**Information shown:**

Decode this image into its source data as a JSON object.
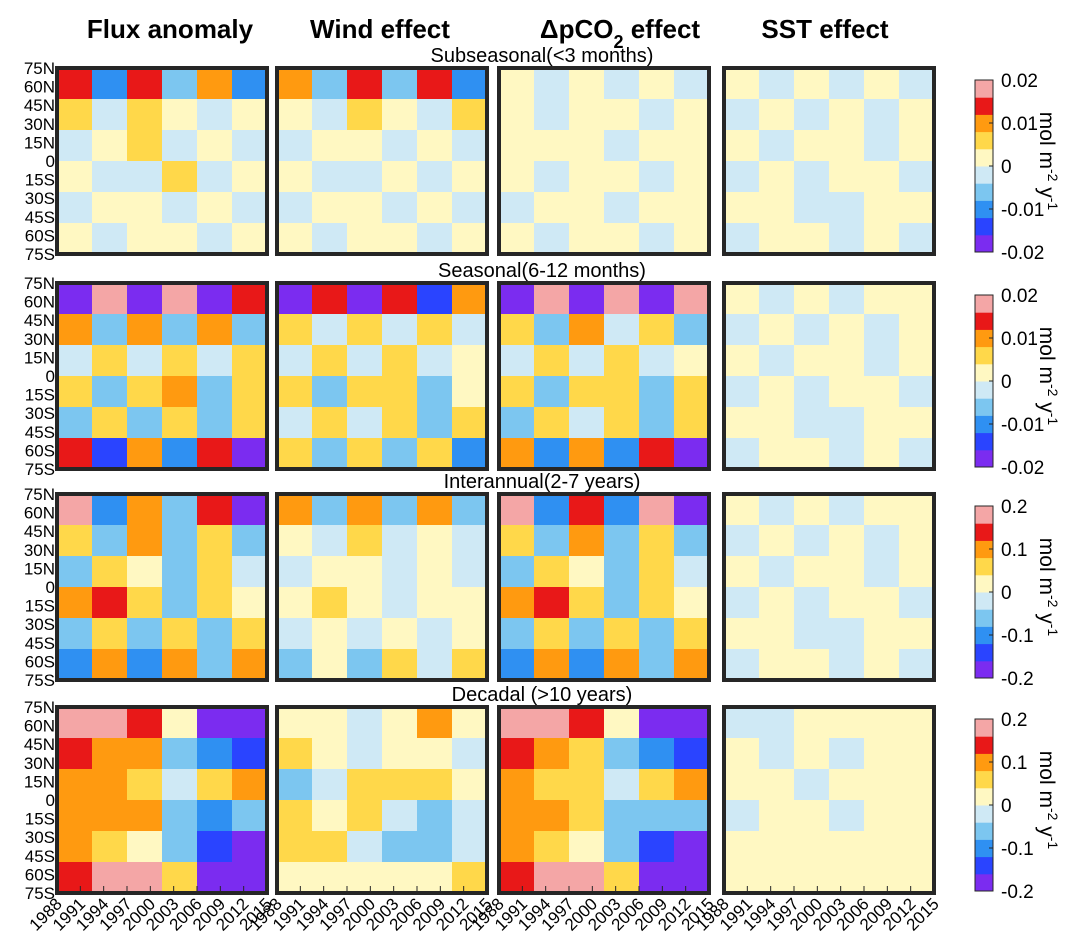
{
  "chart_data": {
    "type": "heatmap-grid",
    "column_titles": [
      {
        "text": "Flux anomaly"
      },
      {
        "text": "Wind effect"
      },
      {
        "text": "ΔpCO",
        "sub": "2",
        "rest": " effect"
      },
      {
        "text": "SST effect"
      }
    ],
    "xlim": [
      1988,
      2015
    ],
    "xticks": [
      1988,
      1991,
      1994,
      1997,
      2000,
      2003,
      2006,
      2009,
      2012,
      2015
    ],
    "ylim": [
      -75,
      75
    ],
    "yticks": [
      {
        "value": 75,
        "label": "75N"
      },
      {
        "value": 60,
        "label": "60N"
      },
      {
        "value": 45,
        "label": "45N"
      },
      {
        "value": 30,
        "label": "30N"
      },
      {
        "value": 15,
        "label": "15N"
      },
      0,
      {
        "value": -15,
        "label": "15S"
      },
      {
        "value": -30,
        "label": "30S"
      },
      {
        "value": -45,
        "label": "45S"
      },
      {
        "value": -60,
        "label": "60S"
      },
      {
        "value": -75,
        "label": "75S"
      }
    ],
    "colormap": [
      "#7b2cf0",
      "#2a44ff",
      "#2f90f2",
      "#7cc6f0",
      "#cfe9f5",
      "#fff8c2",
      "#ffd84a",
      "#ff9a10",
      "#e81818",
      "#f4a6a6"
    ],
    "colorbar_label": [
      "mol m",
      "-2",
      " y",
      "-1"
    ],
    "rows": [
      {
        "title": "Subseasonal(<3 months)",
        "clim": [
          -0.02,
          0.02
        ],
        "cticks": [
          0.02,
          0.01,
          0,
          -0.01,
          -0.02
        ],
        "panels": [
          {
            "values": [
              [
                0.012,
                -0.01,
                0.015,
                -0.008,
                0.01,
                -0.012
              ],
              [
                0.004,
                -0.003,
                0.005,
                0.002,
                -0.004,
                0.003
              ],
              [
                -0.003,
                0.003,
                0.004,
                -0.002,
                0.003,
                -0.002
              ],
              [
                0.003,
                -0.002,
                -0.003,
                0.004,
                -0.002,
                0.002
              ],
              [
                -0.002,
                0.003,
                0.002,
                -0.003,
                0.003,
                -0.004
              ],
              [
                0.003,
                -0.004,
                0.002,
                0.003,
                -0.003,
                0.002
              ]
            ]
          },
          {
            "values": [
              [
                0.01,
                -0.008,
                0.014,
                -0.006,
                0.012,
                -0.01
              ],
              [
                0.003,
                -0.004,
                0.004,
                0.003,
                -0.003,
                0.004
              ],
              [
                -0.002,
                0.003,
                0.003,
                -0.003,
                0.002,
                -0.002
              ],
              [
                0.002,
                -0.003,
                -0.002,
                0.003,
                -0.002,
                0.003
              ],
              [
                -0.003,
                0.002,
                0.003,
                -0.002,
                0.003,
                -0.003
              ],
              [
                0.002,
                -0.003,
                0.002,
                0.002,
                -0.002,
                0.003
              ]
            ]
          },
          {
            "values": [
              [
                0.003,
                -0.003,
                0.002,
                -0.002,
                0.003,
                -0.002
              ],
              [
                0.002,
                -0.002,
                0.003,
                0.002,
                -0.002,
                0.002
              ],
              [
                0.002,
                0.003,
                0.002,
                -0.001,
                0.002,
                0.003
              ],
              [
                0.002,
                -0.002,
                0.003,
                0.002,
                -0.002,
                0.002
              ],
              [
                -0.002,
                0.003,
                0.002,
                -0.002,
                0.003,
                0.002
              ],
              [
                0.003,
                -0.002,
                0.002,
                0.003,
                -0.002,
                0.002
              ]
            ]
          },
          {
            "values": [
              [
                0.001,
                -0.001,
                0.001,
                -0.001,
                0.001,
                -0.001
              ],
              [
                -0.001,
                0.001,
                -0.001,
                0.001,
                -0.001,
                0.001
              ],
              [
                0.001,
                -0.001,
                0.001,
                0.001,
                -0.001,
                0.001
              ],
              [
                -0.001,
                0.001,
                -0.001,
                0.001,
                0.001,
                -0.001
              ],
              [
                0.001,
                0.001,
                -0.001,
                -0.001,
                0.001,
                0.001
              ],
              [
                -0.001,
                0.001,
                0.001,
                -0.001,
                0.001,
                -0.001
              ]
            ]
          }
        ]
      },
      {
        "title": "Seasonal(6-12 months)",
        "clim": [
          -0.02,
          0.02
        ],
        "cticks": [
          0.02,
          0.01,
          0,
          -0.01,
          -0.02
        ],
        "panels": [
          {
            "values": [
              [
                -0.02,
                0.02,
                -0.02,
                0.02,
                -0.02,
                0.015
              ],
              [
                0.008,
                -0.006,
                0.01,
                -0.005,
                0.008,
                -0.007
              ],
              [
                -0.004,
                0.006,
                -0.003,
                0.005,
                -0.004,
                0.004
              ],
              [
                0.005,
                -0.008,
                0.006,
                0.008,
                -0.007,
                0.004
              ],
              [
                -0.006,
                0.007,
                -0.005,
                0.006,
                -0.008,
                0.005
              ],
              [
                0.012,
                -0.015,
                0.01,
                -0.012,
                0.014,
                -0.02
              ]
            ]
          },
          {
            "values": [
              [
                -0.018,
                0.015,
                -0.02,
                0.012,
                -0.016,
                0.01
              ],
              [
                0.005,
                -0.004,
                0.006,
                -0.003,
                0.005,
                -0.004
              ],
              [
                -0.003,
                0.004,
                -0.002,
                0.004,
                -0.003,
                0.003
              ],
              [
                0.004,
                -0.005,
                0.005,
                0.006,
                -0.005,
                0.003
              ],
              [
                -0.004,
                0.005,
                -0.003,
                0.004,
                -0.006,
                0.004
              ],
              [
                0.006,
                -0.008,
                0.005,
                -0.006,
                0.007,
                -0.01
              ]
            ]
          },
          {
            "values": [
              [
                -0.02,
                0.018,
                -0.02,
                0.016,
                -0.02,
                0.02
              ],
              [
                0.007,
                -0.006,
                0.009,
                -0.004,
                0.007,
                -0.006
              ],
              [
                -0.004,
                0.005,
                -0.003,
                0.005,
                -0.004,
                0.003
              ],
              [
                0.004,
                -0.007,
                0.005,
                0.007,
                -0.006,
                0.004
              ],
              [
                -0.005,
                0.006,
                -0.004,
                0.005,
                -0.007,
                0.004
              ],
              [
                0.01,
                -0.012,
                0.009,
                -0.01,
                0.012,
                -0.018
              ]
            ]
          },
          {
            "values": [
              [
                0.001,
                -0.001,
                0.001,
                -0.001,
                0.001,
                0.001
              ],
              [
                -0.001,
                0.001,
                -0.001,
                0.001,
                -0.001,
                0.001
              ],
              [
                0.001,
                -0.001,
                0.001,
                0.001,
                -0.001,
                0.001
              ],
              [
                -0.001,
                0.001,
                -0.001,
                0.001,
                0.001,
                -0.001
              ],
              [
                0.001,
                0.001,
                -0.001,
                -0.001,
                0.001,
                0.001
              ],
              [
                -0.001,
                0.001,
                0.001,
                -0.001,
                0.001,
                -0.001
              ]
            ]
          }
        ]
      },
      {
        "title": "Interannual(2-7 years)",
        "clim": [
          -0.2,
          0.2
        ],
        "cticks": [
          0.2,
          0.1,
          0,
          -0.1,
          -0.2
        ],
        "panels": [
          {
            "values": [
              [
                0.2,
                -0.1,
                0.12,
                -0.08,
                0.15,
                -0.2
              ],
              [
                0.06,
                -0.05,
                0.08,
                -0.04,
                0.07,
                -0.06
              ],
              [
                -0.04,
                0.05,
                0.03,
                -0.05,
                0.04,
                -0.03
              ],
              [
                0.1,
                0.15,
                0.05,
                -0.05,
                0.06,
                0.03
              ],
              [
                -0.05,
                0.06,
                -0.04,
                0.05,
                -0.06,
                0.04
              ],
              [
                -0.1,
                0.08,
                -0.12,
                0.1,
                -0.08,
                0.12
              ]
            ]
          },
          {
            "values": [
              [
                0.08,
                -0.05,
                0.1,
                -0.04,
                0.09,
                -0.06
              ],
              [
                0.03,
                -0.03,
                0.04,
                -0.02,
                0.03,
                -0.03
              ],
              [
                -0.02,
                0.03,
                0.02,
                -0.02,
                0.02,
                -0.02
              ],
              [
                0.03,
                0.04,
                0.02,
                -0.02,
                0.03,
                0.02
              ],
              [
                -0.03,
                0.03,
                -0.02,
                0.02,
                -0.03,
                0.02
              ],
              [
                -0.04,
                0.03,
                -0.05,
                0.04,
                -0.03,
                0.05
              ]
            ]
          },
          {
            "values": [
              [
                0.2,
                -0.12,
                0.14,
                -0.1,
                0.16,
                -0.2
              ],
              [
                0.06,
                -0.06,
                0.08,
                -0.05,
                0.07,
                -0.06
              ],
              [
                -0.04,
                0.05,
                0.03,
                -0.05,
                0.04,
                -0.03
              ],
              [
                0.1,
                0.14,
                0.05,
                -0.05,
                0.05,
                0.03
              ],
              [
                -0.05,
                0.06,
                -0.04,
                0.05,
                -0.06,
                0.04
              ],
              [
                -0.1,
                0.08,
                -0.12,
                0.1,
                -0.08,
                0.12
              ]
            ]
          },
          {
            "values": [
              [
                0.01,
                -0.01,
                0.01,
                -0.01,
                0.01,
                0.01
              ],
              [
                -0.01,
                0.01,
                -0.01,
                0.01,
                -0.01,
                0.01
              ],
              [
                0.01,
                -0.01,
                0.01,
                0.01,
                -0.01,
                0.01
              ],
              [
                -0.01,
                0.01,
                -0.01,
                0.01,
                0.01,
                -0.01
              ],
              [
                0.01,
                0.01,
                -0.01,
                -0.01,
                0.01,
                0.01
              ],
              [
                -0.01,
                0.01,
                0.01,
                -0.01,
                0.01,
                -0.01
              ]
            ]
          }
        ]
      },
      {
        "title": "Decadal (>10 years)",
        "clim": [
          -0.2,
          0.2
        ],
        "cticks": [
          0.2,
          0.1,
          0,
          -0.1,
          -0.2
        ],
        "panels": [
          {
            "values": [
              [
                0.2,
                0.2,
                0.15,
                0.02,
                -0.2,
                -0.2
              ],
              [
                0.15,
                0.12,
                0.08,
                -0.05,
                -0.1,
                -0.15
              ],
              [
                0.1,
                0.08,
                0.05,
                -0.02,
                0.05,
                0.1
              ],
              [
                0.1,
                0.12,
                0.08,
                -0.05,
                -0.1,
                -0.05
              ],
              [
                0.12,
                0.05,
                0.03,
                -0.08,
                -0.15,
                -0.2
              ],
              [
                0.15,
                0.2,
                0.2,
                0.05,
                -0.2,
                -0.2
              ]
            ]
          },
          {
            "values": [
              [
                0.02,
                0.03,
                -0.02,
                0.02,
                0.08,
                0.03
              ],
              [
                0.05,
                0.03,
                -0.03,
                0.03,
                0.02,
                -0.02
              ],
              [
                -0.05,
                -0.03,
                0.04,
                0.05,
                0.06,
                0.03
              ],
              [
                0.04,
                0.03,
                0.05,
                -0.03,
                -0.05,
                -0.02
              ],
              [
                0.06,
                0.05,
                -0.02,
                -0.04,
                -0.05,
                -0.02
              ],
              [
                0.02,
                0.03,
                0.03,
                0.02,
                0.02,
                0.05
              ]
            ]
          },
          {
            "values": [
              [
                0.2,
                0.2,
                0.15,
                0.01,
                -0.2,
                -0.2
              ],
              [
                0.14,
                0.12,
                0.07,
                -0.05,
                -0.12,
                -0.15
              ],
              [
                0.1,
                0.07,
                0.04,
                -0.03,
                0.06,
                0.1
              ],
              [
                0.1,
                0.12,
                0.07,
                -0.05,
                -0.08,
                -0.05
              ],
              [
                0.12,
                0.06,
                0.03,
                -0.08,
                -0.15,
                -0.2
              ],
              [
                0.15,
                0.2,
                0.2,
                0.04,
                -0.2,
                -0.2
              ]
            ]
          },
          {
            "values": [
              [
                -0.01,
                -0.01,
                0.005,
                0.01,
                0.01,
                0.01
              ],
              [
                0.01,
                -0.005,
                0.01,
                -0.005,
                0.01,
                0.01
              ],
              [
                0.01,
                0.01,
                -0.005,
                0.01,
                0.01,
                0.01
              ],
              [
                -0.005,
                0.01,
                0.01,
                -0.005,
                0.01,
                0.01
              ],
              [
                0.01,
                0.01,
                0.01,
                0.01,
                0.01,
                0.01
              ],
              [
                0.01,
                0.005,
                0.01,
                0.01,
                0.01,
                0.01
              ]
            ]
          }
        ]
      }
    ]
  }
}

**To be done:** Scan the listing above. Collect all lines with the word "years".

**Solution to the exercise:**
        "title": "Interannual(2-7 years)",
        "title": "Decadal (>10 years)",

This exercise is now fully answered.